**Material provided**.
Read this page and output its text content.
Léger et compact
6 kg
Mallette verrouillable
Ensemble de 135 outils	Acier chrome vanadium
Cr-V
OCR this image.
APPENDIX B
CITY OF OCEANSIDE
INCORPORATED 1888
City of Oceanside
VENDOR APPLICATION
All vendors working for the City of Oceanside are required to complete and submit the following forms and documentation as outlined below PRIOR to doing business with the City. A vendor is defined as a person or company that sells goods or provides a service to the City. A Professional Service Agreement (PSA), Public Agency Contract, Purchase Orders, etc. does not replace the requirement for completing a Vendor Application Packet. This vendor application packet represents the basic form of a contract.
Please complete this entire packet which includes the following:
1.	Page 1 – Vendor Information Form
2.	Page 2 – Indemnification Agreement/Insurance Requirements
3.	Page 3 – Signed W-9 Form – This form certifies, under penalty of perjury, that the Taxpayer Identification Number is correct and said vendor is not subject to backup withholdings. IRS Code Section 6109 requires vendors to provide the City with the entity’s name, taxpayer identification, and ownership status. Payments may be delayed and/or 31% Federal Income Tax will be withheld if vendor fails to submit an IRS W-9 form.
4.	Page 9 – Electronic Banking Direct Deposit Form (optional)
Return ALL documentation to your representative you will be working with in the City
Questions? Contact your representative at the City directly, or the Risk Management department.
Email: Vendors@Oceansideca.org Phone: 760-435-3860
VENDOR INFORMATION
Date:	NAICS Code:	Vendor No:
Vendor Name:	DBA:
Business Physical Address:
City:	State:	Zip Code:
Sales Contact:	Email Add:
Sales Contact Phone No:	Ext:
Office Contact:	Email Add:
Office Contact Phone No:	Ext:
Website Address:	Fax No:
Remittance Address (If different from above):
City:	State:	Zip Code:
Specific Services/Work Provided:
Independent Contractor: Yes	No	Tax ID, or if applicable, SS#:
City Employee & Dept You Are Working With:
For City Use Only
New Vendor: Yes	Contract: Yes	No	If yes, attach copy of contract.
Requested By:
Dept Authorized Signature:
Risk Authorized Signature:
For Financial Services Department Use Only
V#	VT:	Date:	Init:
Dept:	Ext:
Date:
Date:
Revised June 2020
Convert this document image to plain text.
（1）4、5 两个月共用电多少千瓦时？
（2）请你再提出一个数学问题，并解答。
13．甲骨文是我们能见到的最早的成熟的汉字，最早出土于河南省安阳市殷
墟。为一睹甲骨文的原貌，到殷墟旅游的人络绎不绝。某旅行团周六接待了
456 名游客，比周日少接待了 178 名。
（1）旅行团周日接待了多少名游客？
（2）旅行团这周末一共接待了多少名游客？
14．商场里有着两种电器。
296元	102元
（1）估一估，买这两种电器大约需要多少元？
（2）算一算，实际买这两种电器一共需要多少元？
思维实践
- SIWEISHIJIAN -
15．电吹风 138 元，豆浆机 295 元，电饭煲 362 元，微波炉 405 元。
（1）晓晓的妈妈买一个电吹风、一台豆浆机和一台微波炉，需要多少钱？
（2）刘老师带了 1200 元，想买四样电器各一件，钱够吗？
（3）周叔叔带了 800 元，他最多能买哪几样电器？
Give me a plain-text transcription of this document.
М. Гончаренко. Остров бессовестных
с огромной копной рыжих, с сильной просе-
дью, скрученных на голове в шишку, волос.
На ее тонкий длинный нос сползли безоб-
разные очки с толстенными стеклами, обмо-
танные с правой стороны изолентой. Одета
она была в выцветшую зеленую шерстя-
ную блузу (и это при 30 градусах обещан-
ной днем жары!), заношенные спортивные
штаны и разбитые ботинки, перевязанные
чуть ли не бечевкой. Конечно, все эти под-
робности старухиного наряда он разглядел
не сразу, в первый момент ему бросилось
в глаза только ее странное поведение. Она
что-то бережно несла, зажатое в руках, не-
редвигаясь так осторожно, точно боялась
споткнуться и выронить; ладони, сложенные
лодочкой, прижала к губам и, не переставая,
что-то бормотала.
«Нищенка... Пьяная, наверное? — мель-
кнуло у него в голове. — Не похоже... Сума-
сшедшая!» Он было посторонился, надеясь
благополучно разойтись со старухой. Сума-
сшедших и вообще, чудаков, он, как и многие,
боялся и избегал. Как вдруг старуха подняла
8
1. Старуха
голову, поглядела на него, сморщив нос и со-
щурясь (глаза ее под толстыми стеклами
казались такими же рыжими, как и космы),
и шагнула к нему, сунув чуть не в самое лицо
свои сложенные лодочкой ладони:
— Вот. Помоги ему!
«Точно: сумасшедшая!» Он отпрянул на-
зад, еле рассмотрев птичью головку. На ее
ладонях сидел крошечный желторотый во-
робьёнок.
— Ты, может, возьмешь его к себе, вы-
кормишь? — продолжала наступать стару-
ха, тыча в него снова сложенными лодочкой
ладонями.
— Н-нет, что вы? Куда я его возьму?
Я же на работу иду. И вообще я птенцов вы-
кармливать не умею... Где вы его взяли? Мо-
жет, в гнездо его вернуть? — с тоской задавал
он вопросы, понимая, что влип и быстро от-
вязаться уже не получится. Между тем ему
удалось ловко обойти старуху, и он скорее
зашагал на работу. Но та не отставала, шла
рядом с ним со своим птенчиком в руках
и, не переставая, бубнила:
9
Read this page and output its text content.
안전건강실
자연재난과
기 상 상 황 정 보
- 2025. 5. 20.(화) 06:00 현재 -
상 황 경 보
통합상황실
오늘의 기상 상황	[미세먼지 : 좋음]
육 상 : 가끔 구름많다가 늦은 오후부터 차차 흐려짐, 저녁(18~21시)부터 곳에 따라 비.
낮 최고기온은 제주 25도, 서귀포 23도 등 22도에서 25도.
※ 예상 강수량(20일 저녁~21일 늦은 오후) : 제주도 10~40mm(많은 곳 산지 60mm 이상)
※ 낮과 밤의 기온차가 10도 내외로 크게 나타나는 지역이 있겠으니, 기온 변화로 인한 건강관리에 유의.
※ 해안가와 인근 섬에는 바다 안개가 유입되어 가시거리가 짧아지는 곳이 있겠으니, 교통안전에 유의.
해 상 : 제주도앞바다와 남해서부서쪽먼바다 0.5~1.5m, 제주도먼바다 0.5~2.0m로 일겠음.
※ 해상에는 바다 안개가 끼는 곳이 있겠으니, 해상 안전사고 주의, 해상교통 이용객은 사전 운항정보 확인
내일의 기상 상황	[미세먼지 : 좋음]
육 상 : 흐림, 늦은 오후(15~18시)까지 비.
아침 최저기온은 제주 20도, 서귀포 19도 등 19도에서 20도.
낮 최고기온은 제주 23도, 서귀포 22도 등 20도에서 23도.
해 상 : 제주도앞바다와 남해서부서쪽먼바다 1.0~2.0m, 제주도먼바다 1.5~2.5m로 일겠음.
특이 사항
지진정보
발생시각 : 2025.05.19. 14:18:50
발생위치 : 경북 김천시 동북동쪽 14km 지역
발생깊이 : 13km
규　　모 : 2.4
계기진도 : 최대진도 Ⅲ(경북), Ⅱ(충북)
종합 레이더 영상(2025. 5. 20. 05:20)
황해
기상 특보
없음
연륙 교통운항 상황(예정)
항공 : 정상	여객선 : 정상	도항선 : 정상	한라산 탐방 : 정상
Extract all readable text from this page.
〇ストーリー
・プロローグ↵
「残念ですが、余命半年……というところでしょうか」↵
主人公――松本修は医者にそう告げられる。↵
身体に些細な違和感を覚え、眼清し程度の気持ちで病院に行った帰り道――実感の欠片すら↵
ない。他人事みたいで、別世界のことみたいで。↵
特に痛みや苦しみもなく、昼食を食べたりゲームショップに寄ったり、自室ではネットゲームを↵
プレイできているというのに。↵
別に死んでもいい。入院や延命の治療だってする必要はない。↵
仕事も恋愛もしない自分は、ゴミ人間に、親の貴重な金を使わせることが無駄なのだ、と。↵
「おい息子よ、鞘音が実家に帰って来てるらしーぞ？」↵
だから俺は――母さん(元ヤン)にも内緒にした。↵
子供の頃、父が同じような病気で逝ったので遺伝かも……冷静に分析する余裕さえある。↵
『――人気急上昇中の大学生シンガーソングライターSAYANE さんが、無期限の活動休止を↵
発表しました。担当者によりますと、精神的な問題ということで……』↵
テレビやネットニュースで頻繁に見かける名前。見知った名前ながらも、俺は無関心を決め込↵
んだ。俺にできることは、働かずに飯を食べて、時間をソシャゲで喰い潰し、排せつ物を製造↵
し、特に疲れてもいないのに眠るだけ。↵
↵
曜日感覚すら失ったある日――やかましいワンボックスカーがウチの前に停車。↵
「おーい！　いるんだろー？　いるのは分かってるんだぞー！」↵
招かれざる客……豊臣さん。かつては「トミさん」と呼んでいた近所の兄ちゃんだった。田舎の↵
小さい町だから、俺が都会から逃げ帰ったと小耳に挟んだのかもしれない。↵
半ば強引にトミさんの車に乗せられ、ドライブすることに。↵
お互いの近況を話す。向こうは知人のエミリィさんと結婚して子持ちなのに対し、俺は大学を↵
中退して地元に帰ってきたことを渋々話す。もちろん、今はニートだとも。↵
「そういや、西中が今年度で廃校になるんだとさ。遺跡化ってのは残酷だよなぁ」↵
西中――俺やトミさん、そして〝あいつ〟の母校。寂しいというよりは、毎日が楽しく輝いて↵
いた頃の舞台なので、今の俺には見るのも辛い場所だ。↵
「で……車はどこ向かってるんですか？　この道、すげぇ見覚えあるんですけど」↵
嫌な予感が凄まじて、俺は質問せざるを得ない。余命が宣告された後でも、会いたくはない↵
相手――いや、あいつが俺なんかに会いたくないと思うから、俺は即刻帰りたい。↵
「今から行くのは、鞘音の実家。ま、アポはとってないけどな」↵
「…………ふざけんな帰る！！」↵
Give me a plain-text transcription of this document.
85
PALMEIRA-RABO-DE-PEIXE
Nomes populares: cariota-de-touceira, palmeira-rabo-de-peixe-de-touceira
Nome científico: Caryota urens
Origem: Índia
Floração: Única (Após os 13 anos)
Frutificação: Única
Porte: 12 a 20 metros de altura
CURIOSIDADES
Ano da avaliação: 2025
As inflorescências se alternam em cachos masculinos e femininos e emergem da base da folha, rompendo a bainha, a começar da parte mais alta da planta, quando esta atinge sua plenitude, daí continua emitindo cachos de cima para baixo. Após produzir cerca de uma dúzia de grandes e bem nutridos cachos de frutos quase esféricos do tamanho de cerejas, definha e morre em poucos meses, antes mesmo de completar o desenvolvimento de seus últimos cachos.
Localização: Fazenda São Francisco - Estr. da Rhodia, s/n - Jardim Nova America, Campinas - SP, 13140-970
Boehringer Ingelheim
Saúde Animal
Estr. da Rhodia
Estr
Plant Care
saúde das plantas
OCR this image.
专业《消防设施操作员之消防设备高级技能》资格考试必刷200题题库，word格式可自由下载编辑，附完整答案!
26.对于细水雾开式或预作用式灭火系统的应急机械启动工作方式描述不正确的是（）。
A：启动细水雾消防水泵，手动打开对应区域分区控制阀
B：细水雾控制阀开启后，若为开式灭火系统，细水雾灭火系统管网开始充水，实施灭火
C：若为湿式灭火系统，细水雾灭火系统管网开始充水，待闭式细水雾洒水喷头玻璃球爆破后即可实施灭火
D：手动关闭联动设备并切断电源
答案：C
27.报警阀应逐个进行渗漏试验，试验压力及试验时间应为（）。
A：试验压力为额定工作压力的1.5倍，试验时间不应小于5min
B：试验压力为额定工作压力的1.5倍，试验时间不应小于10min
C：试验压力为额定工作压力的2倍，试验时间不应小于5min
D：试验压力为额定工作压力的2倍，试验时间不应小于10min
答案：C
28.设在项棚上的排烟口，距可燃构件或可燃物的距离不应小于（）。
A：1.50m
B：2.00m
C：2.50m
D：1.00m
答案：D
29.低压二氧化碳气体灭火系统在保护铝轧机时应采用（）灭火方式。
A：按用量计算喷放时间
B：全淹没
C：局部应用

**What is required**. Look for "сложенные" and pull out every line that has it.

**Worked solution**.
споткнуться и выронить; ладони, сложенные
свои сложенные лодочкой ладони:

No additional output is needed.